Extracted data entries
********

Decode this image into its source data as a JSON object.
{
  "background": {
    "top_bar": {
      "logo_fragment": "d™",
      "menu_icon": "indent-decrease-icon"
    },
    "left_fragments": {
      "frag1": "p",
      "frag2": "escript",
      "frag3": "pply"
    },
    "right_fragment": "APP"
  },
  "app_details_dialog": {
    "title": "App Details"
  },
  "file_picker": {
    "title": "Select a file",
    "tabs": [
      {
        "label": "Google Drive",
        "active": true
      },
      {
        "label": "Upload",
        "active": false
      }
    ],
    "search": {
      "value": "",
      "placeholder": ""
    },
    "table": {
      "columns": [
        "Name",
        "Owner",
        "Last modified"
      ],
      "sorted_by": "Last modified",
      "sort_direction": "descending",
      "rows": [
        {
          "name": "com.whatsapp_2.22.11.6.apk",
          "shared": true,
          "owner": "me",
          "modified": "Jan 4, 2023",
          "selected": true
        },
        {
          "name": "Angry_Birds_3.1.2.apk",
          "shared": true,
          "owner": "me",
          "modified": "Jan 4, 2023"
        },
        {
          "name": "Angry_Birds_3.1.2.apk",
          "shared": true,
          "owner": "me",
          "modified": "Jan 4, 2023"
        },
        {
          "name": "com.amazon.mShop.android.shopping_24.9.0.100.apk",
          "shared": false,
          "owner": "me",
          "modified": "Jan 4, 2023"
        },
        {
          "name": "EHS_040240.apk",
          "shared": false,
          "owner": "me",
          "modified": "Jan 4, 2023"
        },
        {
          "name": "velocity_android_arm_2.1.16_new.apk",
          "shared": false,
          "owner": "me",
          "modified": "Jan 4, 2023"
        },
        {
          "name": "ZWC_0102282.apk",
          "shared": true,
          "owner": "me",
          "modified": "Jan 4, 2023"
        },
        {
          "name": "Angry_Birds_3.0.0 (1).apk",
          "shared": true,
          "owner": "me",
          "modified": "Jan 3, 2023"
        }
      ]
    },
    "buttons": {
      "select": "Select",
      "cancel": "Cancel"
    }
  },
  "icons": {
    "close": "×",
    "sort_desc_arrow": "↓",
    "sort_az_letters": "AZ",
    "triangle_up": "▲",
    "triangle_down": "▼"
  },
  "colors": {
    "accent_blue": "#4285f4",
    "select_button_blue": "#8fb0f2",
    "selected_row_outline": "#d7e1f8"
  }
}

********

▸ **What you need to do**: Write out all the data again, exactly as it appears.

▸ **The output**:
Decode this image into its source data as a JSON object.
{
  "background": {
    "top_bar": {
      "logo_fragment": "d™",
      "menu_icon": "indent-decrease-icon"
    },
    "left_fragments": {
      "frag1": "p",
      "frag2": "escript",
      "frag3": "pply"
    },
    "right_fragment": "APP"
  },
  "app_details_dialog": {
    "title": "App Details"
  },
  "file_picker": {
    "title": "Select a file",
    "tabs": [
      {
        "label": "Google Drive",
        "active": true
      },
      {
        "label": "Upload",
        "active": false
      }
    ],
    "search": {
      "value": "",
      "placeholder": ""
    },
    "table": {
      "columns": [
        "Name",
        "Owner",
        "Last modified"
      ],
      "sorted_by": "Last modified",
      "sort_direction": "descending",
      "rows": [
        {
          "name": "com.whatsapp_2.22.11.6.apk",
          "shared": true,
          "owner": "me",
          "modified": "Jan 4, 2023",
          "selected": true
        },
        {
          "name": "Angry_Birds_3.1.2.apk",
          "shared": true,
          "owner": "me",
          "modified": "Jan 4, 2023"
        },
        {
          "name": "Angry_Birds_3.1.2.apk",
          "shared": true,
          "owner": "me",
          "modified": "Jan 4, 2023"
        },
        {
          "name": "com.amazon.mShop.android.shopping_24.9.0.100.apk",
          "shared": false,
          "owner": "me",
          "modified": "Jan 4, 2023"
        },
        {
          "name": "EHS_040240.apk",
          "shared": false,
          "owner": "me",
          "modified": "Jan 4, 2023"
        },
        {
          "name": "velocity_android_arm_2.1.16_new.apk",
          "shared": false,
          "owner": "me",
          "modified": "Jan 4, 2023"
        },
        {
          "name": "ZWC_0102282.apk",
          "shared": true,
          "owner": "me",
          "modified": "Jan 4, 2023"
        },
        {
          "name": "Angry_Birds_3.0.0 (1).apk",
          "shared": true,
          "owner": "me",
          "modified": "Jan 3, 2023"
        }
      ]
    },
    "buttons": {
      "select": "Select",
      "cancel": "Cancel"
    }
  },
  "icons": {
    "close": "×",
    "sort_desc_arrow": "↓",
    "sort_az_letters": "AZ",
    "triangle_up": "▲",
    "triangle_down": "▼"
  },
  "colors": {
    "accent_blue": "#4285f4",
    "select_button_blue": "#8fb0f2",
    "selected_row_outline": "#d7e1f8"
  }
}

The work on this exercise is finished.